**EXERCISE DIRECTIONS**
Report the number of lines where the string "Bills" occurs, and write nothing else.

+-------+

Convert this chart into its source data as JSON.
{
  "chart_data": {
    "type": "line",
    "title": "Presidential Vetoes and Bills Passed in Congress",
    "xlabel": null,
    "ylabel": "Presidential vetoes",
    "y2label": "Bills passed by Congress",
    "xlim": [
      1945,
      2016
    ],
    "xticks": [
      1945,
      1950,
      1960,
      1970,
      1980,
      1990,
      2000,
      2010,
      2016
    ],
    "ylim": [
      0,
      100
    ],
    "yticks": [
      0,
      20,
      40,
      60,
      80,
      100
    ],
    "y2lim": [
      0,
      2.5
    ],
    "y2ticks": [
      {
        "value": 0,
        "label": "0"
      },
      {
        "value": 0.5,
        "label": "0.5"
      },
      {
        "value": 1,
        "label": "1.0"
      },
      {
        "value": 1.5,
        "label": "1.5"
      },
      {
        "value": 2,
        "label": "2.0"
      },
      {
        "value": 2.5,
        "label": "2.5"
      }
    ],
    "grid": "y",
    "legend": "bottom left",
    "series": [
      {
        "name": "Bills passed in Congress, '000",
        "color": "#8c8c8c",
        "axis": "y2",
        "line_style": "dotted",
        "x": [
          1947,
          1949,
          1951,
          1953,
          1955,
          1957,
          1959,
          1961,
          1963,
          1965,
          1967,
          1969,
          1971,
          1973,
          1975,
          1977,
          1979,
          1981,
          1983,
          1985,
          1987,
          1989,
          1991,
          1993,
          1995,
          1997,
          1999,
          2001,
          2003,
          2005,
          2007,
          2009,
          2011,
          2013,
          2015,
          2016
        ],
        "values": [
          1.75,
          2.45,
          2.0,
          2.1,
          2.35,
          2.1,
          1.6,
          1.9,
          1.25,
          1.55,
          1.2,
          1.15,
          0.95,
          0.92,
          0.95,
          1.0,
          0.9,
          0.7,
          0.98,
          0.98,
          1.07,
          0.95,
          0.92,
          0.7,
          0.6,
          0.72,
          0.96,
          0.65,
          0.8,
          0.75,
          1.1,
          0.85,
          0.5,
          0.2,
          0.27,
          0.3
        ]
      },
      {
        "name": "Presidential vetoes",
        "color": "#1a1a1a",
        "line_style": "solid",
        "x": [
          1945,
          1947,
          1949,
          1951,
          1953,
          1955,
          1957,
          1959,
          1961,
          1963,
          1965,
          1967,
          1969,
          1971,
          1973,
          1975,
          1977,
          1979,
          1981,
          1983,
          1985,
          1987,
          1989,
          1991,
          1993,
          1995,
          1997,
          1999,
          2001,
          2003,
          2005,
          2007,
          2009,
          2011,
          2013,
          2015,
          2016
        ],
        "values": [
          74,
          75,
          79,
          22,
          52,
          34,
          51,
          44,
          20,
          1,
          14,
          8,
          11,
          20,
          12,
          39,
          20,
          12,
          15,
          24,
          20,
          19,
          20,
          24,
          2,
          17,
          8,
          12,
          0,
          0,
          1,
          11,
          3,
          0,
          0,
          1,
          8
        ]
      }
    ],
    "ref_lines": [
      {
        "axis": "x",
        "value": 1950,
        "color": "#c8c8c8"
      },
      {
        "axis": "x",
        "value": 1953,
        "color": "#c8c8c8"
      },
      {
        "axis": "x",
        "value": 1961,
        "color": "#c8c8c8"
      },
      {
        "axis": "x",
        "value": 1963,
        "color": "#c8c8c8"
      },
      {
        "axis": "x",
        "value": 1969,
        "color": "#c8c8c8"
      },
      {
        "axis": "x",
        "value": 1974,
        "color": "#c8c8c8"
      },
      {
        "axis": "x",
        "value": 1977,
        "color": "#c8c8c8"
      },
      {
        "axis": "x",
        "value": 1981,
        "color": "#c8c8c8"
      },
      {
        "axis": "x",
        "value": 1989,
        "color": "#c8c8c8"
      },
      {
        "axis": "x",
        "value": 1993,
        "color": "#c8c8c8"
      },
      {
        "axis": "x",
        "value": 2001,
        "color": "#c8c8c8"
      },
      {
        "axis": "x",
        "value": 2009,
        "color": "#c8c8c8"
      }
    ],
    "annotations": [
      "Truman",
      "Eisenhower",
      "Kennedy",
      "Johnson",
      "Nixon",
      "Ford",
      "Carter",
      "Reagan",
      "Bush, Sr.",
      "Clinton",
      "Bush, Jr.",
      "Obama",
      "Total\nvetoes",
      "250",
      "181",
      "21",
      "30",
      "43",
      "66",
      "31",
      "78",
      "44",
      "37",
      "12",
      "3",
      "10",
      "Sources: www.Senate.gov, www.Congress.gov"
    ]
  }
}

+-------+

**TASK RESPONSE**
3